Write out the part of the passage on sequencing gonococcal strains that lies between "The 14 2016" and "Illumina MiSeq, respectively.", inclusive.

Quoted passage:
- - - -

The 14 2016 WHO reference strains40 and 14 clinical isolates were sequenced using the ONT MinION platform. In these MinION runs, we obtained between 105 Mb and 922 Mb of 2D sequences with longest reads ranging from 26.0 to 58.6 kb and an average read length of 4.6–6.4 kb. The number of passed 2D ONT reads ranged from 17,500 to 147,700 with an average of 33% of all reads. For evaluation of the ONT sequences and further downstream analysis (taxonomy, hybrid assemblies and phylogeny), we used the 2 × 100 bp Illumina HiSeq paired-end reads with >250 depth for each WHO reference genome40 and 2 × 300 bp Illumina MiSeq paired-end reads with 80–100× depth for each clinical isolate. Taxonomy was defined for all reads using One Codex and 97–99% and 100% of all reads were classified as N. gonorrhoeae using ONT (Fig. 1) and Illumina MiSeq, respectively.

Figure 1
figure 1

Readcount for the MinION (Oxford Nanopore Technologies (ONT)) dataset and read taxonomy classification of 2D ONT reads, when sequencing the 2016 WHO Neisseria gonorrhoeae reference strains (n = 14)40,41 and 14 clinical N. gonorrhoeae isolates. Percentage within each bar represents the proportion of reads classified as N. gonorrhoeae. The number above each bar represents the total number of reads that were classified.

Comparison of MinION de novo assemblies with the 2016 WHO gonococcal reference genomes

Assemblies were compared and selected based on the Quast results when comparing to the WHO reference genomes40 using the following criteria: lowest number of mismatches, misassemblies and number of contigs, and highest fraction of genome coverage (Supplementary Table). We selected and analysed ONT assemblies produced by Canu using only 2D ONT reads and polished with Nanopolish, Miniasm twice error corrected with Racon and polished with Nanopolish, and SMARTdenovo. Furthermore, the MaSuRCA hybrid assemblies (based on the ONT plus Illumina reads) were selected for downstream analysis (Table 1). Generally, ONT assemblies based on only the 2D ONT reads had a higher accuracy compared with assemblies using all reads (1D and 2D ONT reads) with fewer mismatches but very modest to no change in contiguity of the assemblies and fraction of the WHO reference genome covered. All error corrections were made using only 2D ONT reads and statistics such as mismatches and indels improved. Nanopolish had the best performance of the tested error correction tools and reduced the number of indels by up to 13 times. Assemblies produced with hybridSPAdes were more affected by the lower numbers of ONT reads, i.e. when using only 2D ONT reads. The hybrid assembly using SPAdes had less contiguity (up to 5.5 times more contigs) with higher numbers of mismatches (up to 4.4 more mismatches per 100 kb) and introductions of misassemblies (Supplementary Table). In general, the 2D ONT reads were used more efficiently by MaSuRCA for hybrid assembly, with overall improved statistics, especially for contiguity and mismatches.

- - - -

Data records:
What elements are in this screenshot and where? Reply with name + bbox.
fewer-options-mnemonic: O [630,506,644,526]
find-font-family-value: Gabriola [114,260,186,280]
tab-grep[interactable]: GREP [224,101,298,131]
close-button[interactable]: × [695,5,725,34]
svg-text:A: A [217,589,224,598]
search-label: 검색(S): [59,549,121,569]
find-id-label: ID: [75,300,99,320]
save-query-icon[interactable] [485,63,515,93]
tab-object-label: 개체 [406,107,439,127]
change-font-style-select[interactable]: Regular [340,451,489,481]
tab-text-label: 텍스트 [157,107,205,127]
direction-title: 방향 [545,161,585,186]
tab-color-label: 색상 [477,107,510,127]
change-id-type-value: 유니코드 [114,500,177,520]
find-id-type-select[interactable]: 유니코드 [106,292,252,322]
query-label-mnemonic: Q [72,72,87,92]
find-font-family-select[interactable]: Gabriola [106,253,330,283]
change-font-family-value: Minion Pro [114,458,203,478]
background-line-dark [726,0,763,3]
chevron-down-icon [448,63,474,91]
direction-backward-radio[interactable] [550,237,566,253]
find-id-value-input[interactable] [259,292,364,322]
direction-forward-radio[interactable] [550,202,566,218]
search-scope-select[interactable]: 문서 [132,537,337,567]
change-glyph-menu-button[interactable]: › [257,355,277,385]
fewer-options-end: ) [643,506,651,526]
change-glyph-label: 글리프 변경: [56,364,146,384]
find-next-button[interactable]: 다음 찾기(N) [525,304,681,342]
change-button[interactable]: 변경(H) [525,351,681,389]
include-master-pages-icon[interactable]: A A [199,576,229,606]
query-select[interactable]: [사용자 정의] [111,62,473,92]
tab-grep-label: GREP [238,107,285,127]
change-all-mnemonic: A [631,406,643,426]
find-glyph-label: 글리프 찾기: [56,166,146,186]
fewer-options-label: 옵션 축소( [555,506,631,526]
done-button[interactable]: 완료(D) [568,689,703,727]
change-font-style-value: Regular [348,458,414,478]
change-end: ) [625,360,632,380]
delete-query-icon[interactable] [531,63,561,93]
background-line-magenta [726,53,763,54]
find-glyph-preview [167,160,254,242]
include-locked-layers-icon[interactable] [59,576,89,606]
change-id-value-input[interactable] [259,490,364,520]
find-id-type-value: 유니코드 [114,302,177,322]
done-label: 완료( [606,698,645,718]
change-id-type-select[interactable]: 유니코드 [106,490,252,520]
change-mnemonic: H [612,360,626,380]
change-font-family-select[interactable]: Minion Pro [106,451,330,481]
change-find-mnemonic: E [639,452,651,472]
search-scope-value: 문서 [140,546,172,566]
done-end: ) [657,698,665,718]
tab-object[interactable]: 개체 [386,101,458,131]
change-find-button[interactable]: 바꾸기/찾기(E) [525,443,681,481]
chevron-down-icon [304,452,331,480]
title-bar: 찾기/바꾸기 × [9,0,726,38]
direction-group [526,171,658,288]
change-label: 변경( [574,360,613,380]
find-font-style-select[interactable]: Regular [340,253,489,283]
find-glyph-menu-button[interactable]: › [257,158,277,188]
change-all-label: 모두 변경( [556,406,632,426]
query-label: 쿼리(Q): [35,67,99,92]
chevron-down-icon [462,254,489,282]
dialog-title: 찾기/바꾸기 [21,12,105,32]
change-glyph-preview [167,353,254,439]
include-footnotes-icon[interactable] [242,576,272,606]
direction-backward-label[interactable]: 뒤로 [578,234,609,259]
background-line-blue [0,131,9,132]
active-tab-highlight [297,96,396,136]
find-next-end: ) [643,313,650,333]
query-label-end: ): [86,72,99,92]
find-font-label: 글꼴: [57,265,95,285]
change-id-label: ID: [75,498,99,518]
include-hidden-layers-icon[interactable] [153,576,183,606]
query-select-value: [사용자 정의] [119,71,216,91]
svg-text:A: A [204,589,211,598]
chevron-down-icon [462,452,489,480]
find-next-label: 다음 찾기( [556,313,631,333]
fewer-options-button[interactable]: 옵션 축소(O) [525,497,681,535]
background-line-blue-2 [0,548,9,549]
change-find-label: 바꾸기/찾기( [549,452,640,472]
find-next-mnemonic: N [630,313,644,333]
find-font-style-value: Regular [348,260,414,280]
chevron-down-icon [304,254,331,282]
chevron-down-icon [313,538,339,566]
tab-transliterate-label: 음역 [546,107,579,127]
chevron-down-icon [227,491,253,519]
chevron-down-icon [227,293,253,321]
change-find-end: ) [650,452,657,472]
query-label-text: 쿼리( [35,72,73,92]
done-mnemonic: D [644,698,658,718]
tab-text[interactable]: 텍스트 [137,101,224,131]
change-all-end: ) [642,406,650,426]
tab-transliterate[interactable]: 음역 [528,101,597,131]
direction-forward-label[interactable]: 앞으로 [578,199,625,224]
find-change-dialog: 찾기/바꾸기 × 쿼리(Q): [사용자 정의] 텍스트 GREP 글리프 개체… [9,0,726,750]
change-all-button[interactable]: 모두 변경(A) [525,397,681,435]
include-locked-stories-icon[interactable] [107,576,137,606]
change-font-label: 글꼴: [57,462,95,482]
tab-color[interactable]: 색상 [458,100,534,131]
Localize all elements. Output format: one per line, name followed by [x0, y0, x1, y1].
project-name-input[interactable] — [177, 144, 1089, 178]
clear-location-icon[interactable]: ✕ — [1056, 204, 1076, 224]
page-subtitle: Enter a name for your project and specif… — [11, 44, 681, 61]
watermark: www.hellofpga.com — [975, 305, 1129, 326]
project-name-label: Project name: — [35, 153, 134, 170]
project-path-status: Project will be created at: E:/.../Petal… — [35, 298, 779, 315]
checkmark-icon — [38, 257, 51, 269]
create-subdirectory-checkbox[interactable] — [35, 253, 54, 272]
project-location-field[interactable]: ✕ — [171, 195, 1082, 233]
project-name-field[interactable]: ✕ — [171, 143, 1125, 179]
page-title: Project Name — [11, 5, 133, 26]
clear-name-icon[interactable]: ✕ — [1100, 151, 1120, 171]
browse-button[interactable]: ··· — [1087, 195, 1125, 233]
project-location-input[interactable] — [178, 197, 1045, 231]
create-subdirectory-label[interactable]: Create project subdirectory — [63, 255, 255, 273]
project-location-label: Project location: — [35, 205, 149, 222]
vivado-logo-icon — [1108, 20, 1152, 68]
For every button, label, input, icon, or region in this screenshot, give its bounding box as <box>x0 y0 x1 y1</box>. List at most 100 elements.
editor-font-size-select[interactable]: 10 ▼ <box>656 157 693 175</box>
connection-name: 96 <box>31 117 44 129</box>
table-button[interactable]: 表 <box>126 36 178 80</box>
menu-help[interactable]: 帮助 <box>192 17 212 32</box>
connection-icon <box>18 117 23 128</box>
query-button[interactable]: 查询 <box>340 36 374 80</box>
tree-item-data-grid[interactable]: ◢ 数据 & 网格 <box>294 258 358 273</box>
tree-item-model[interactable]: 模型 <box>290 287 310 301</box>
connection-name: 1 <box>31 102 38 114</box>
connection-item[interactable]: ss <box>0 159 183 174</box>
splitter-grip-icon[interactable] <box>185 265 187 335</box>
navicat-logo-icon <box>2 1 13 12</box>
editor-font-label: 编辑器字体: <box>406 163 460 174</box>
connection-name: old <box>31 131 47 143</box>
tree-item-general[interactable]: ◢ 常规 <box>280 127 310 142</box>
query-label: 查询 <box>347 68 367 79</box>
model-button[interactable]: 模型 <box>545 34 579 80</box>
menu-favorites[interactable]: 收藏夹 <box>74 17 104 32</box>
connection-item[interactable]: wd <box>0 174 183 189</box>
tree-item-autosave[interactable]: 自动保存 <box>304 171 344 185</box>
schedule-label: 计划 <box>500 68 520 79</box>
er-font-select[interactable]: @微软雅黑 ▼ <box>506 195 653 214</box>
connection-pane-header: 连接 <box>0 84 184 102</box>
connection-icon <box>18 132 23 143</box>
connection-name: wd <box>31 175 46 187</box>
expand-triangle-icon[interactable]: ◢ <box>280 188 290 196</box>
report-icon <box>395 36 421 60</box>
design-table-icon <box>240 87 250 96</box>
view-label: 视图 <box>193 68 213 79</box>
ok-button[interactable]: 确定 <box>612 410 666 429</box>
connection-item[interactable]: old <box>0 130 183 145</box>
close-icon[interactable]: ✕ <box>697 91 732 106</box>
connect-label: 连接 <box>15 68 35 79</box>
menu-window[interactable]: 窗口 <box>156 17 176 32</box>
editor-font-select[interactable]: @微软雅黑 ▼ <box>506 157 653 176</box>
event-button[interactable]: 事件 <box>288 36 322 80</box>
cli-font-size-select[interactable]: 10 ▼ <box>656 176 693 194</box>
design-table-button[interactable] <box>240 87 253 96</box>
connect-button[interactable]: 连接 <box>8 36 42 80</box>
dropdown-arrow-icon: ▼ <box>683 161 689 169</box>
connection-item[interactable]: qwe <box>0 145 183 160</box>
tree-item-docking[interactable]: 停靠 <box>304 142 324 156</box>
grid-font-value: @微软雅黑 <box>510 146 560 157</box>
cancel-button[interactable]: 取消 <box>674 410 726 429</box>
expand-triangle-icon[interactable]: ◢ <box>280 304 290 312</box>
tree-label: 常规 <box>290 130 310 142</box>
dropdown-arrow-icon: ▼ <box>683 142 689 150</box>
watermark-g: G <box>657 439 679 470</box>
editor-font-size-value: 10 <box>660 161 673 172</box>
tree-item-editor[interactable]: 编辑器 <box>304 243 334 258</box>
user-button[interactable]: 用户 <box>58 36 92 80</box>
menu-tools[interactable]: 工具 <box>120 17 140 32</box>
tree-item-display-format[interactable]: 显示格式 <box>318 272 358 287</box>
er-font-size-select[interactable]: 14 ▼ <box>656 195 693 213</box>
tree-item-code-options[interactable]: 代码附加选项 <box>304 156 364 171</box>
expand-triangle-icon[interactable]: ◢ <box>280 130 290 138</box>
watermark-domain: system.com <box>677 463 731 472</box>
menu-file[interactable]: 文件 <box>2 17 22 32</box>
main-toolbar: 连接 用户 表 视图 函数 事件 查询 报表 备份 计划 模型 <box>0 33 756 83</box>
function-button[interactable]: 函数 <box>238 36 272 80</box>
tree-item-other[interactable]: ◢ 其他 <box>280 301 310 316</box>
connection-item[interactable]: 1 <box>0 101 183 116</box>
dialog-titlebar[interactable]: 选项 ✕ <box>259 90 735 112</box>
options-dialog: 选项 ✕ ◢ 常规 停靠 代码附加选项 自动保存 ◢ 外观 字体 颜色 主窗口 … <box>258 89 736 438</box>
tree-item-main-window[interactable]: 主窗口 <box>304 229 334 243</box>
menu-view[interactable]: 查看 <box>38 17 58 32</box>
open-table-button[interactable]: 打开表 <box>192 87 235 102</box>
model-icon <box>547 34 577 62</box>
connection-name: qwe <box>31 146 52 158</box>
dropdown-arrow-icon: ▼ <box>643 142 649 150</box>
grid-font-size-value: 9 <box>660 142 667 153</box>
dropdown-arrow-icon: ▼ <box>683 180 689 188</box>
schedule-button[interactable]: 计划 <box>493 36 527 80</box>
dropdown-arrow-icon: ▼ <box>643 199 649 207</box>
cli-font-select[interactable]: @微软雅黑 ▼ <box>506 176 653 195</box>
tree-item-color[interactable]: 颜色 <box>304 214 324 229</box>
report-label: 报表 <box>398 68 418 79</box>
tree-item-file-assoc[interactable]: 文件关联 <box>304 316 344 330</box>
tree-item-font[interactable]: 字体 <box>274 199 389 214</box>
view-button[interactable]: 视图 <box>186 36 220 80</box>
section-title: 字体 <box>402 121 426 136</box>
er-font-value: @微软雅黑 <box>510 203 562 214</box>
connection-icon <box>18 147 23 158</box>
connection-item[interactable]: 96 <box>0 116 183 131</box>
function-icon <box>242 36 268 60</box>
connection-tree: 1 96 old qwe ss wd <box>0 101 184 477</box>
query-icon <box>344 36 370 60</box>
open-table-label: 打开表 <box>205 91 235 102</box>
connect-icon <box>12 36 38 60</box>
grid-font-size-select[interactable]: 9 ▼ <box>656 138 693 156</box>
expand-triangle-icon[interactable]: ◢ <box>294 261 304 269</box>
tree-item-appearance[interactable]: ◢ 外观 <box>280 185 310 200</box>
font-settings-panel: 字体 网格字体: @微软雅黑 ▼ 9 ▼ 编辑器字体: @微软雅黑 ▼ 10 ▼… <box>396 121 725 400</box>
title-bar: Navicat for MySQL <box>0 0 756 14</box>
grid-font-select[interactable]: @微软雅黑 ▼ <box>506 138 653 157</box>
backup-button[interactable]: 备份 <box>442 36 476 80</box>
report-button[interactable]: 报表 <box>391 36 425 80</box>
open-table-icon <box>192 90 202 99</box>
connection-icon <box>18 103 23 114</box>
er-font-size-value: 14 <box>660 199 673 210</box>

- - - -

Answer to this exercise:
The 14 2016 WHO reference strains40 and 14 clinical isolates were sequenced using the ONT MinION platform. In these MinION runs, we obtained between 105 Mb and 922 Mb of 2D sequences with longest reads ranging from 26.0 to 58.6 kb and an average read length of 4.6–6.4 kb. The number of passed 2D ONT reads ranged from 17,500 to 147,700 with an average of 33% of all reads. For evaluation of the ONT sequences and further downstream analysis (taxonomy, hybrid assemblies and phylogeny), we used the 2 × 100 bp Illumina HiSeq paired-end reads with >250 depth for each WHO reference genome40 and 2 × 300 bp Illumina MiSeq paired-end reads with 80–100× depth for each clinical isolate. Taxonomy was defined for all reads using One Codex and 97–99% and 100% of all reads were classified as N. gonorrhoeae using ONT (Fig. 1) and Illumina MiSeq, respectively.